No access to Kubernetes service via ziti router

Support
1

I have a Kubernetes cluster based on AKS v. 1.30.7 and I follow the documentation from here. I have done everything as per the document except for the hostname, which is “hello.ziti”. There is a Ziti Controller and a Ziti Router in the same cluster. I use Ziti Desktop Edge for Windows 11 to connect to the network. When I try to connect to the hello service, the connection times out.

$ curl -vvv hello.ziti
21:21:32.602862 [0-x] == Info: [READ] client_reset, clear readers
21:21:32.623772 [0-0] == Info: Host hello.ziti:80 was resolved.
21:21:32.629739 [0-0] == Info: IPv6: (none)
21:21:32.634410 [0-0] == Info: IPv4: 100.64.0.8
21:21:32.639093 [0-0] == Info: [SETUP] added
21:21:32.643017 [0-0] == Info:   Trying 100.64.0.8:80...
21:21:53.675895 [0-0] == Info: connect to 100.64.0.8 port 80 from 0.0.0.0 port 55664 failed: Timed out
21:21:53.694357 [0-0] == Info: Failed to connect to hello.ziti port 80 after 21071 ms: Could not connect to server
21:21:53.715877 [0-0] == Info: [WRITE] cw-out done
21:21:53.725601 [0-0] == Info: closing connection #0
21:21:53.735659 [0-0] == Info: [SETUP] close
21:21:53.745800 [0-0] == Info: [SETUP] destroy
curl: (28) Failed to connect to hello.ziti port 80 after 21071 ms: Could not connect to server

Please help.

2

Hi @kinseii, welcome to the community and to OpenZiti. There are numerous reasons that can cause this problem. The first thing to do will be to look at all the logs.

Bounding box prediction data:
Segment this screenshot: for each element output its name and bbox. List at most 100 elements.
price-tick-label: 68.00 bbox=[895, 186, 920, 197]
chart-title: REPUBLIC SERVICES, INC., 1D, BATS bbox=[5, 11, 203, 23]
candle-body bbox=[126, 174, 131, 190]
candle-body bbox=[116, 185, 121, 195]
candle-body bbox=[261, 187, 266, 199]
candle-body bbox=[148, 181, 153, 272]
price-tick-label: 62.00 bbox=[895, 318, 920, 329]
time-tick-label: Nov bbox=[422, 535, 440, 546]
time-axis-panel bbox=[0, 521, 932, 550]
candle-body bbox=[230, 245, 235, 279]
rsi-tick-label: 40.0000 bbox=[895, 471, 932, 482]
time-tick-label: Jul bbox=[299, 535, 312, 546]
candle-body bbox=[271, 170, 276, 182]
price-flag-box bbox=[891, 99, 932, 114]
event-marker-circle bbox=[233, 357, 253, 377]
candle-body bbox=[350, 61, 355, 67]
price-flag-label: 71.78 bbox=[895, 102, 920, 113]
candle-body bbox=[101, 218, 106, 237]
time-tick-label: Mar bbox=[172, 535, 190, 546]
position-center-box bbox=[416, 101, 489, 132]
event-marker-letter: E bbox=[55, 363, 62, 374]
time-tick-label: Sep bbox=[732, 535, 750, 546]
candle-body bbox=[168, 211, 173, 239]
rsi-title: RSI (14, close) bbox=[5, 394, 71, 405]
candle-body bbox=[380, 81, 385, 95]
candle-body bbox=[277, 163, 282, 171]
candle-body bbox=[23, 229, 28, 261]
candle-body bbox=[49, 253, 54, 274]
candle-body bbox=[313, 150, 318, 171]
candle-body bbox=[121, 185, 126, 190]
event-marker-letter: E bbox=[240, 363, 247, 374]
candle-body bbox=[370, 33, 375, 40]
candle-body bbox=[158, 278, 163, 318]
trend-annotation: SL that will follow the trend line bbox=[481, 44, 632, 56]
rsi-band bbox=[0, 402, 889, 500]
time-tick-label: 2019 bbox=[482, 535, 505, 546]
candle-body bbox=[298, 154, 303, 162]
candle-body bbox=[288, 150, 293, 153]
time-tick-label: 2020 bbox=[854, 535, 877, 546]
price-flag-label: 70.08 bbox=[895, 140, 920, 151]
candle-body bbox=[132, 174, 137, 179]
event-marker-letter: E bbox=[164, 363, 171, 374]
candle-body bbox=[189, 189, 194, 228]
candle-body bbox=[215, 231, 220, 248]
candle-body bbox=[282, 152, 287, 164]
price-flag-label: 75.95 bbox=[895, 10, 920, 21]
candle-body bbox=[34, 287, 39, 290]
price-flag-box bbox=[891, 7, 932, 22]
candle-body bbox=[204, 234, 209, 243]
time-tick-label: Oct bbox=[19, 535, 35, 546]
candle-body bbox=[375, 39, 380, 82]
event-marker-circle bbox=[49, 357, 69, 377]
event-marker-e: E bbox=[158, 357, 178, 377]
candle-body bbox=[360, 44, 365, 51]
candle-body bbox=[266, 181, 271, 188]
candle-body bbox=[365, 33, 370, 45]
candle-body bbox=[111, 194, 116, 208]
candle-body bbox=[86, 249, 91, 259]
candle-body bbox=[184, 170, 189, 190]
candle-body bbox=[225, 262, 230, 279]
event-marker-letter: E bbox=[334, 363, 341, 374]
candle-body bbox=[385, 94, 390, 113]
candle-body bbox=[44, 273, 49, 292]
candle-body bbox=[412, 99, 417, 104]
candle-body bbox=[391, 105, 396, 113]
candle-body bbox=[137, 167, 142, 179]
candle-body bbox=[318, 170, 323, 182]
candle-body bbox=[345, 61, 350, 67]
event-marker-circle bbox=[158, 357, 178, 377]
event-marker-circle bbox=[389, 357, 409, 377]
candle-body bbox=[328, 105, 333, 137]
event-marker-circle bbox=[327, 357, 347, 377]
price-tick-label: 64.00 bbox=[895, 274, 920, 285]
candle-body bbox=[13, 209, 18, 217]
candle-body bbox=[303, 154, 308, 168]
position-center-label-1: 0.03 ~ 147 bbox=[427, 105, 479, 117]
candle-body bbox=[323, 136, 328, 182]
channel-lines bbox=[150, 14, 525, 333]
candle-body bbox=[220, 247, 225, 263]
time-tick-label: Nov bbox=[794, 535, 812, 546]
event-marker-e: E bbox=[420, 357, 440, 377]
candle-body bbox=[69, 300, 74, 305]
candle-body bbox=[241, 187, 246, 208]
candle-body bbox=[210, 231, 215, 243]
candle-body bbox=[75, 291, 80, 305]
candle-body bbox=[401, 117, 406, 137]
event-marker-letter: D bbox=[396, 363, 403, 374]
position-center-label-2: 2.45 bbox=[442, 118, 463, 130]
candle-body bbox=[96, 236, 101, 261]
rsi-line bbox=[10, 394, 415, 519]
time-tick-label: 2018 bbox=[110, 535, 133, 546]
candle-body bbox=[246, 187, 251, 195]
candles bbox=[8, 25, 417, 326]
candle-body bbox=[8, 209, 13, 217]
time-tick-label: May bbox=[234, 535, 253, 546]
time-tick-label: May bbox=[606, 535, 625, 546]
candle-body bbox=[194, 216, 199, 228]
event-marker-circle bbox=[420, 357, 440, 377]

**INSTRUCTIONS TO FOLLOW:**
In the forum thread about reaching a Kubernetes service through a Ziti router, which operating system runs Ziti Desktop Edge?

**RESPONSE BELOW:**
Windows 11